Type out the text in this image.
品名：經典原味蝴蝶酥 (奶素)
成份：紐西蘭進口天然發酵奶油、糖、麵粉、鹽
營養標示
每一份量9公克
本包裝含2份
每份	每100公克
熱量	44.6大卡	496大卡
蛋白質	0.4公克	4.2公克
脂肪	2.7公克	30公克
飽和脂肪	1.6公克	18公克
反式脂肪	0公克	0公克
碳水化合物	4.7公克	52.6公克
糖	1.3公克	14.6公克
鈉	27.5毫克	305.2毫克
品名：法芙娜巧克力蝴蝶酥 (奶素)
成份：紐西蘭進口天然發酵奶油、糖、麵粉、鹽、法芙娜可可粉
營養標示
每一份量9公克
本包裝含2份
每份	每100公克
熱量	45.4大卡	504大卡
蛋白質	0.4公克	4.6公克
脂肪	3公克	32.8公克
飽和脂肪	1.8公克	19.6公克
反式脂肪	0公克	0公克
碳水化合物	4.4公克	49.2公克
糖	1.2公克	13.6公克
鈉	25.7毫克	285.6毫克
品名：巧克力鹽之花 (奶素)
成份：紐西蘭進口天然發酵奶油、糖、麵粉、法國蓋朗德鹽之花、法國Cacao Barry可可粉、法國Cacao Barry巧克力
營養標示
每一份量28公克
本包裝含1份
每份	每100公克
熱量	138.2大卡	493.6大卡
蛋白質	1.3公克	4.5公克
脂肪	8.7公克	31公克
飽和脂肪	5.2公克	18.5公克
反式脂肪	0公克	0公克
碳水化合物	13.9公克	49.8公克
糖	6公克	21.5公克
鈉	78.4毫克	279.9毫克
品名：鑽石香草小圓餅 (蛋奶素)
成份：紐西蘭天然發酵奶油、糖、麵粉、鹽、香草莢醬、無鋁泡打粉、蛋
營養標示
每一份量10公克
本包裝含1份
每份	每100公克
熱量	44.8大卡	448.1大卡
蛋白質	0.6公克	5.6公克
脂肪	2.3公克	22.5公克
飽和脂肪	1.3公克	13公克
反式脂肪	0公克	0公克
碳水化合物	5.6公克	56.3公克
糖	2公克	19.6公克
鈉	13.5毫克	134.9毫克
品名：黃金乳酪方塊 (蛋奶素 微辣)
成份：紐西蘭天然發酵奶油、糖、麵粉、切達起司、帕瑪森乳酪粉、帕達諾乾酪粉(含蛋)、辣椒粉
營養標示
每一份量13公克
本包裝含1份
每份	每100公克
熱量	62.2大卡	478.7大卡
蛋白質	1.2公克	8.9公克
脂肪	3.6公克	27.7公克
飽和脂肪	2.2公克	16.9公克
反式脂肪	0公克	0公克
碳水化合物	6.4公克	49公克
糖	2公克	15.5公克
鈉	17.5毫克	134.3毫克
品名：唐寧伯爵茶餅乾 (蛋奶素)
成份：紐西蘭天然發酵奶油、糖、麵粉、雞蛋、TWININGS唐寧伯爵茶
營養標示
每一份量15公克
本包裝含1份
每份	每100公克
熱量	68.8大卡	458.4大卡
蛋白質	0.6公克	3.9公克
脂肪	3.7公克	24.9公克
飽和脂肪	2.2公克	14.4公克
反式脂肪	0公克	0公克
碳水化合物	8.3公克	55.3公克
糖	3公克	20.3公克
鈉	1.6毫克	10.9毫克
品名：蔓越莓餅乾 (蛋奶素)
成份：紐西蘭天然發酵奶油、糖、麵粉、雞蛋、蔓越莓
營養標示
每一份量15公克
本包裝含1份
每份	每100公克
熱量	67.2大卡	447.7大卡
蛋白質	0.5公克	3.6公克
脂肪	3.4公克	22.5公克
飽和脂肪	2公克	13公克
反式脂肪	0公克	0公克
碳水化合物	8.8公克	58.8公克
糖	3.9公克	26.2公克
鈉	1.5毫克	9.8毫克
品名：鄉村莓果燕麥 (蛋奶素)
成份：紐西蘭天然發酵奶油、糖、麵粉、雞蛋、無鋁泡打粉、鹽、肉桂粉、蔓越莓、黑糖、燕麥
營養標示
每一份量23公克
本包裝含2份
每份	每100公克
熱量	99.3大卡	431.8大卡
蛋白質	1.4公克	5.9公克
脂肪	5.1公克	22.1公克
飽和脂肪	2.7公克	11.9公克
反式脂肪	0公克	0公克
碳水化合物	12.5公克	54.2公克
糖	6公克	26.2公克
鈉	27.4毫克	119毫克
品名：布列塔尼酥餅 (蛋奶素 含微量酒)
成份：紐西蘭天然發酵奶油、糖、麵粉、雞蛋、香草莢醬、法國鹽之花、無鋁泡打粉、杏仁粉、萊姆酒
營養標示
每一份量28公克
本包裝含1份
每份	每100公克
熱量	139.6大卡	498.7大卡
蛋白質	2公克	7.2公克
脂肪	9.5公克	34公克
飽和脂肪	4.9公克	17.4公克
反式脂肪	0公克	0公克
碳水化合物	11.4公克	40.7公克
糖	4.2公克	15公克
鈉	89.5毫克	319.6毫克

+ + + + +

* _EXERCISE INSTRUCTIONS_
All of the entries above need to be reproduced exactly.

* _SOLUTION TO THE EXERCISE_
Type out the text in this image.
品名：經典原味蝴蝶酥 (奶素)
成份：紐西蘭進口天然發酵奶油、糖、麵粉、鹽
營養標示
每一份量9公克
本包裝含2份
每份	每100公克
熱量	44.6大卡	496大卡
蛋白質	0.4公克	4.2公克
脂肪	2.7公克	30公克
飽和脂肪	1.6公克	18公克
反式脂肪	0公克	0公克
碳水化合物	4.7公克	52.6公克
糖	1.3公克	14.6公克
鈉	27.5毫克	305.2毫克
品名：法芙娜巧克力蝴蝶酥 (奶素)
成份：紐西蘭進口天然發酵奶油、糖、麵粉、鹽、法芙娜可可粉
營養標示
每一份量9公克
本包裝含2份
每份	每100公克
熱量	45.4大卡	504大卡
蛋白質	0.4公克	4.6公克
脂肪	3公克	32.8公克
飽和脂肪	1.8公克	19.6公克
反式脂肪	0公克	0公克
碳水化合物	4.4公克	49.2公克
糖	1.2公克	13.6公克
鈉	25.7毫克	285.6毫克
品名：巧克力鹽之花 (奶素)
成份：紐西蘭進口天然發酵奶油、糖、麵粉、法國蓋朗德鹽之花、法國Cacao Barry可可粉、法國Cacao Barry巧克力
營養標示
每一份量28公克
本包裝含1份
每份	每100公克
熱量	138.2大卡	493.6大卡
蛋白質	1.3公克	4.5公克
脂肪	8.7公克	31公克
飽和脂肪	5.2公克	18.5公克
反式脂肪	0公克	0公克
碳水化合物	13.9公克	49.8公克
糖	6公克	21.5公克
鈉	78.4毫克	279.9毫克
品名：鑽石香草小圓餅 (蛋奶素)
成份：紐西蘭天然發酵奶油、糖、麵粉、鹽、香草莢醬、無鋁泡打粉、蛋
營養標示
每一份量10公克
本包裝含1份
每份	每100公克
熱量	44.8大卡	448.1大卡
蛋白質	0.6公克	5.6公克
脂肪	2.3公克	22.5公克
飽和脂肪	1.3公克	13公克
反式脂肪	0公克	0公克
碳水化合物	5.6公克	56.3公克
糖	2公克	19.6公克
鈉	13.5毫克	134.9毫克
品名：黃金乳酪方塊 (蛋奶素 微辣)
成份：紐西蘭天然發酵奶油、糖、麵粉、切達起司、帕瑪森乳酪粉、帕達諾乾酪粉(含蛋)、辣椒粉
營養標示
每一份量13公克
本包裝含1份
每份	每100公克
熱量	62.2大卡	478.7大卡
蛋白質	1.2公克	8.9公克
脂肪	3.6公克	27.7公克
飽和脂肪	2.2公克	16.9公克
反式脂肪	0公克	0公克
碳水化合物	6.4公克	49公克
糖	2公克	15.5公克
鈉	17.5毫克	134.3毫克
品名：唐寧伯爵茶餅乾 (蛋奶素)
成份：紐西蘭天然發酵奶油、糖、麵粉、雞蛋、TWININGS唐寧伯爵茶
營養標示
每一份量15公克
本包裝含1份
每份	每100公克
熱量	68.8大卡	458.4大卡
蛋白質	0.6公克	3.9公克
脂肪	3.7公克	24.9公克
飽和脂肪	2.2公克	14.4公克
反式脂肪	0公克	0公克
碳水化合物	8.3公克	55.3公克
糖	3公克	20.3公克
鈉	1.6毫克	10.9毫克
品名：蔓越莓餅乾 (蛋奶素)
成份：紐西蘭天然發酵奶油、糖、麵粉、雞蛋、蔓越莓
營養標示
每一份量15公克
本包裝含1份
每份	每100公克
熱量	67.2大卡	447.7大卡
蛋白質	0.5公克	3.6公克
脂肪	3.4公克	22.5公克
飽和脂肪	2公克	13公克
反式脂肪	0公克	0公克
碳水化合物	8.8公克	58.8公克
糖	3.9公克	26.2公克
鈉	1.5毫克	9.8毫克
品名：鄉村莓果燕麥 (蛋奶素)
成份：紐西蘭天然發酵奶油、糖、麵粉、雞蛋、無鋁泡打粉、鹽、肉桂粉、蔓越莓、黑糖、燕麥
營養標示
每一份量23公克
本包裝含2份
每份	每100公克
熱量	99.3大卡	431.8大卡
蛋白質	1.4公克	5.9公克
脂肪	5.1公克	22.1公克
飽和脂肪	2.7公克	11.9公克
反式脂肪	0公克	0公克
碳水化合物	12.5公克	54.2公克
糖	6公克	26.2公克
鈉	27.4毫克	119毫克
品名：布列塔尼酥餅 (蛋奶素 含微量酒)
成份：紐西蘭天然發酵奶油、糖、麵粉、雞蛋、香草莢醬、法國鹽之花、無鋁泡打粉、杏仁粉、萊姆酒
營養標示
每一份量28公克
本包裝含1份
每份	每100公克
熱量	139.6大卡	498.7大卡
蛋白質	2公克	7.2公克
脂肪	9.5公克	34公克
飽和脂肪	4.9公克	17.4公克
反式脂肪	0公克	0公克
碳水化合物	11.4公克	40.7公克
糖	4.2公克	15公克
鈉	89.5毫克	319.6毫克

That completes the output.